Stored records
● ● ● ● ● ● ●
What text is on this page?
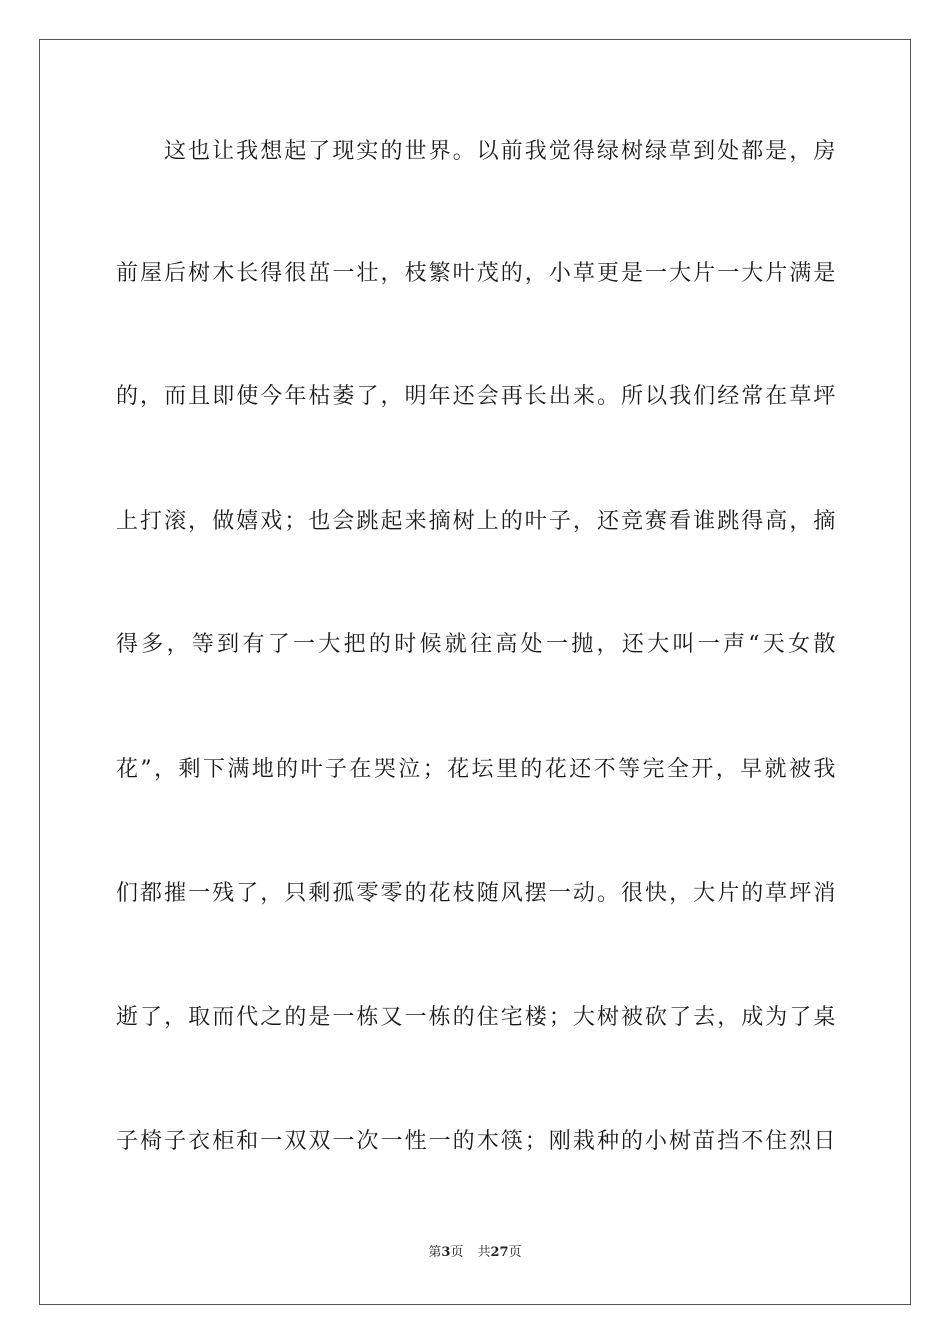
这也让我想起了现实的世界。以前我觉得绿树绿草到处都是，房
前屋后树木长得很茁一壮，枝繁叶茂的，小草更是一大片一大片满是
的，而且即使今年枯萎了，明年还会再长出来。所以我们经常在草坪
上打滚，做嬉戏；也会跳起来摘树上的叶子，还竞赛看谁跳得高，摘
得多，等到有了一大把的时候就往高处一抛，还大叫一声“天女散
花”，剩下满地的叶子在哭泣；花坛里的花还不等完全开，早就被我
们都摧一残了，只剩孤零零的花枝随风摆一动。很快，大片的草坪消
逝了，取而代之的是一栋又一栋的住宅楼；大树被砍了去，成为了桌
子椅子衣柜和一双双一次一性一的木筷；刚栽种的小树苗挡不住烈日
第3页 共27页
● ● ● ● ● ● ●
- _TASK DIRECTIONS_: Output the full set of records above without changing a word, and drop the images.

- _OUTPUT FOR THIS TASK_:
What text is on this page?
这也让我想起了现实的世界。以前我觉得绿树绿草到处都是，房
前屋后树木长得很茁一壮，枝繁叶茂的，小草更是一大片一大片满是
的，而且即使今年枯萎了，明年还会再长出来。所以我们经常在草坪
上打滚，做嬉戏；也会跳起来摘树上的叶子，还竞赛看谁跳得高，摘
得多，等到有了一大把的时候就往高处一抛，还大叫一声“天女散
花”，剩下满地的叶子在哭泣；花坛里的花还不等完全开，早就被我
们都摧一残了，只剩孤零零的花枝随风摆一动。很快，大片的草坪消
逝了，取而代之的是一栋又一栋的住宅楼；大树被砍了去，成为了桌
子椅子衣柜和一双双一次一性一的木筷；刚栽种的小树苗挡不住烈日
第3页 共27页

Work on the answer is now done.